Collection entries
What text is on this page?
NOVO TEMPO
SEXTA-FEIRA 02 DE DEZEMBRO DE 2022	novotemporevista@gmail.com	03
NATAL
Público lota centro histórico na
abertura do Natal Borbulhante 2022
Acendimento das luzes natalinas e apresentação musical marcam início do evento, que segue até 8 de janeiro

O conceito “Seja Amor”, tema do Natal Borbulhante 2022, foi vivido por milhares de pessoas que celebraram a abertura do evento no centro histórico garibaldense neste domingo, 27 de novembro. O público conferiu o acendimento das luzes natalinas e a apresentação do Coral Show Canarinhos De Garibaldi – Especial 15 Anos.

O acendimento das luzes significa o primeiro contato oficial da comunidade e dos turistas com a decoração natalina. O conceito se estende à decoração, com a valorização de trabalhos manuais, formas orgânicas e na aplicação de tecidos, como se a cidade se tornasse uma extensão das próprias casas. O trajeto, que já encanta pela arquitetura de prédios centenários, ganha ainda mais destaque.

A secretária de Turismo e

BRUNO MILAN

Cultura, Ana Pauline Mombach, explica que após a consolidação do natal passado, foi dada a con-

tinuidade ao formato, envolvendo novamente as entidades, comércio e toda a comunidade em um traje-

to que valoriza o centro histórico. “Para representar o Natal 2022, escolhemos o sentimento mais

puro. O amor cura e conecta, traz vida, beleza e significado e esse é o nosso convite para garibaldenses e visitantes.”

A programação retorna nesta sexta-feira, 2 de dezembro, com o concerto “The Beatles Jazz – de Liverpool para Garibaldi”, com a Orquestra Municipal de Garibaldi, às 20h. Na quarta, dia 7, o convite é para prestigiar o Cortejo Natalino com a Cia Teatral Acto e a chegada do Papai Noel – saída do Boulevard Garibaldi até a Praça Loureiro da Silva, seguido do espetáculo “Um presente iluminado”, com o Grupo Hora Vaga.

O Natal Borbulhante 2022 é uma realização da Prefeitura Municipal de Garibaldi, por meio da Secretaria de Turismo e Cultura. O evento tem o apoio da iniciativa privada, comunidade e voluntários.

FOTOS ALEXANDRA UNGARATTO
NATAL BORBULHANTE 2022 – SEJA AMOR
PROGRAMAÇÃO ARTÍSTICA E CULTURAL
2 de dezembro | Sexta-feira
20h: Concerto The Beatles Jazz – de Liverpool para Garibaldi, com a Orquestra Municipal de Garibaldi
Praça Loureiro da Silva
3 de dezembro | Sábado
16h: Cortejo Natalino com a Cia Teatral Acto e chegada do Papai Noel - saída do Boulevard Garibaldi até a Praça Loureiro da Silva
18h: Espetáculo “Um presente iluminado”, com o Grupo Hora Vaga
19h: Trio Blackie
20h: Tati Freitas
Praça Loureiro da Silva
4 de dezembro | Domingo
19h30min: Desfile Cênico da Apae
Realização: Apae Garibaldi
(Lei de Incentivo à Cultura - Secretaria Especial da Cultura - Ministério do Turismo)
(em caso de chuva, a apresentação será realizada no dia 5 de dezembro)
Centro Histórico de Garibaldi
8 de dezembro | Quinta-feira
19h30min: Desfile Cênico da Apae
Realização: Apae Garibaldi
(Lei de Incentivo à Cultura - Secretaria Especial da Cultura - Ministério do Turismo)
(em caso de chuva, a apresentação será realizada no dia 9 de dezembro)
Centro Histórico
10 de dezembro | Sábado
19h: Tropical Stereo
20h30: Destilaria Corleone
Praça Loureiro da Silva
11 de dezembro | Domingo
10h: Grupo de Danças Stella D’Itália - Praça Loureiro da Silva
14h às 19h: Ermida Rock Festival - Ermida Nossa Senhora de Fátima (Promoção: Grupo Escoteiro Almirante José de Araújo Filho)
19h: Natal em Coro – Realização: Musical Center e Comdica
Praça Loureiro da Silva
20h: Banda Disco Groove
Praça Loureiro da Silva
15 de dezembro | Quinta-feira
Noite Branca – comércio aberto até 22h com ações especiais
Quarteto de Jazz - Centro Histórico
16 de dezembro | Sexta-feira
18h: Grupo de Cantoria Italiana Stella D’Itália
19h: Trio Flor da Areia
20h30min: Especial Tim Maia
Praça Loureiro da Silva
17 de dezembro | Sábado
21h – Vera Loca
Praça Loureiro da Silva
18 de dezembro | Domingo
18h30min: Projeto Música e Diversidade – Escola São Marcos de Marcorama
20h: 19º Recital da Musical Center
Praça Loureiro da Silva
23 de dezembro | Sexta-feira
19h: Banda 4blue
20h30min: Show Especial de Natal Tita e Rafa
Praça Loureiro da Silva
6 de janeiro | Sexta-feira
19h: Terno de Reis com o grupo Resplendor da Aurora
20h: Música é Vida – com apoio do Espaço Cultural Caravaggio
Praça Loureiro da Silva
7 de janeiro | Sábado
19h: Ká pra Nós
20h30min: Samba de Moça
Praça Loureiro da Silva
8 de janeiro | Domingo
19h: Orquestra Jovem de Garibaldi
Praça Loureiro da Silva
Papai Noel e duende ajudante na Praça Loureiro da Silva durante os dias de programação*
---
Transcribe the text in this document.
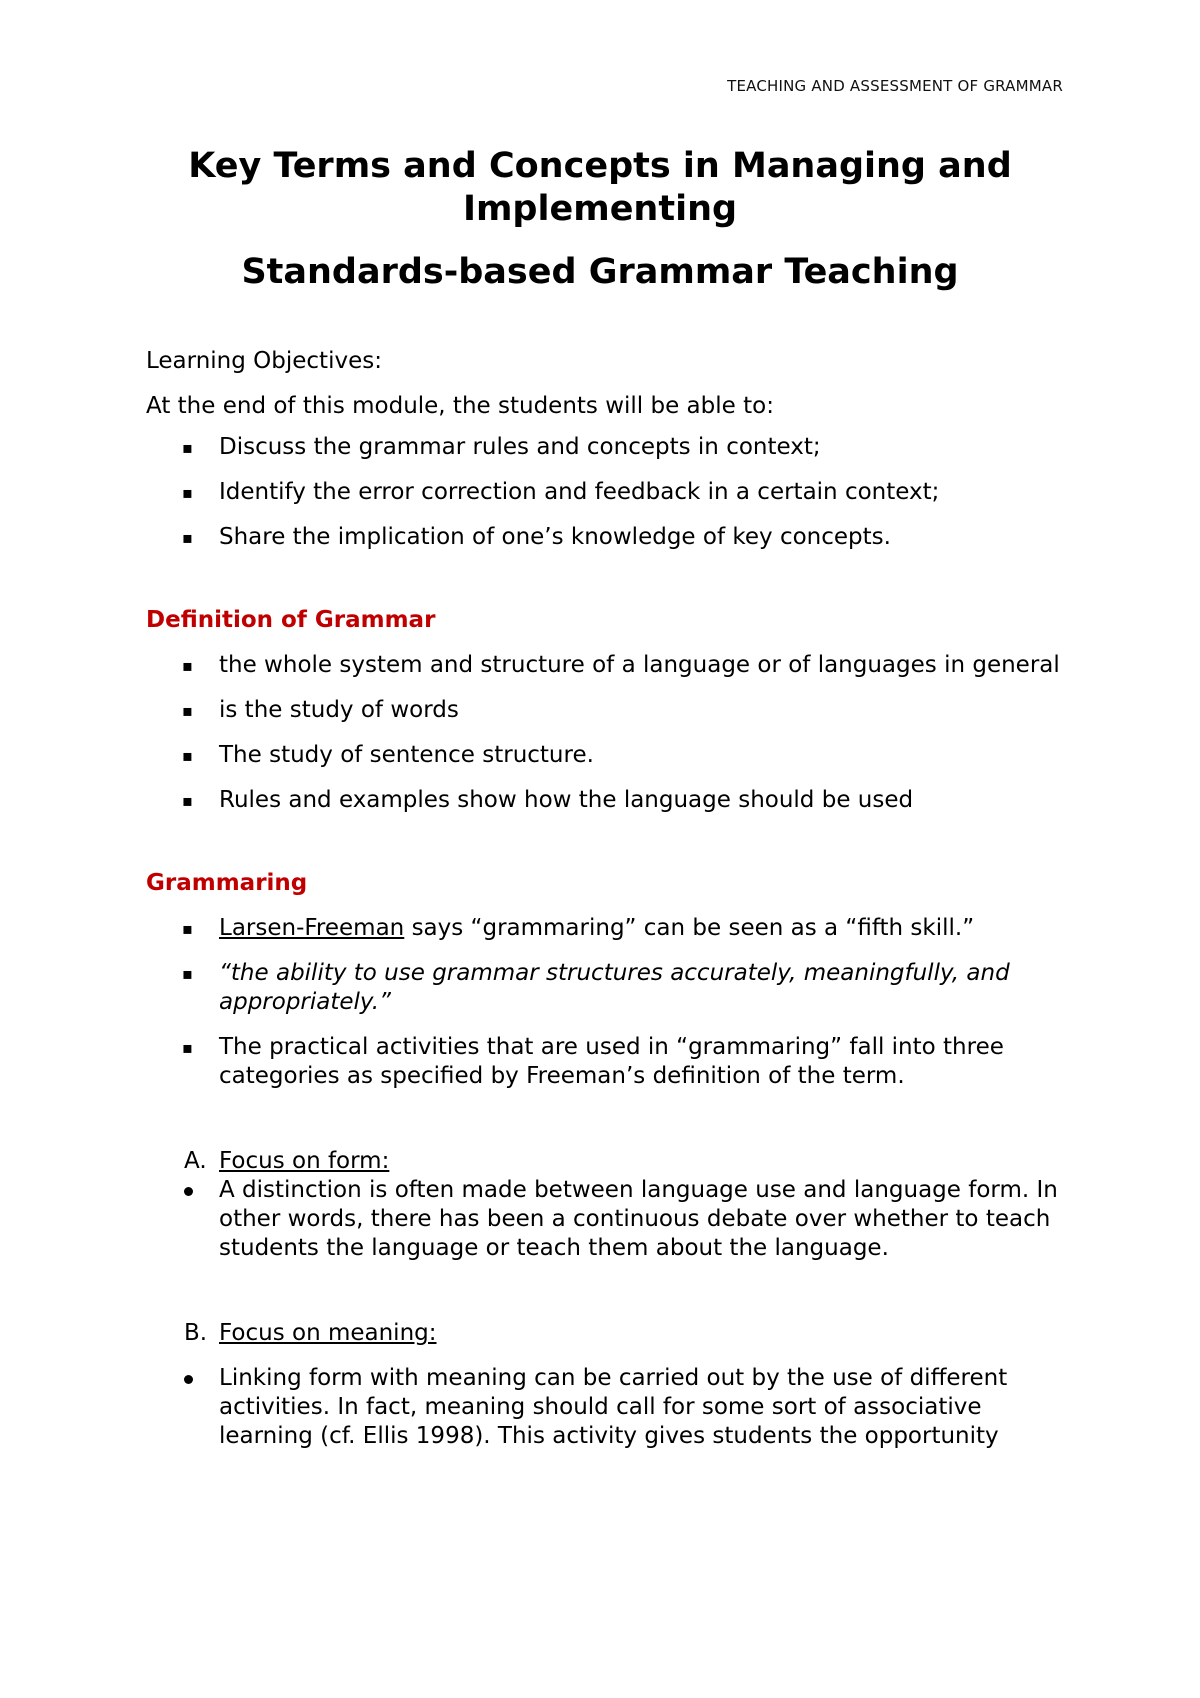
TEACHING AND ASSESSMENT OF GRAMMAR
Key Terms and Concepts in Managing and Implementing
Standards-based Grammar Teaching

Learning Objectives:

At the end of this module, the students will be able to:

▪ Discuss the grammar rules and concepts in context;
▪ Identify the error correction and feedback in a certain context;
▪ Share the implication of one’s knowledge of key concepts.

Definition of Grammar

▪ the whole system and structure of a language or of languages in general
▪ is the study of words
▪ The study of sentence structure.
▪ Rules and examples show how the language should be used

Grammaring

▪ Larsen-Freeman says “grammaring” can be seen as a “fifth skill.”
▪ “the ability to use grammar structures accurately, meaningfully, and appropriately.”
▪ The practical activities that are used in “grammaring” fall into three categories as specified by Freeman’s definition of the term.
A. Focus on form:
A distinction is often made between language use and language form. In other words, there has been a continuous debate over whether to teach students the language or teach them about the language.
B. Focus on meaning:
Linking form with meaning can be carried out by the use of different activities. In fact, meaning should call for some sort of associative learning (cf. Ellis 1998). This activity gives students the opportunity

** Exercise prompt **
Extract from the material all lines containing the string "Trio".

** Solved exercise **
19h: Trio Blackie
19h: Trio Flor da Areia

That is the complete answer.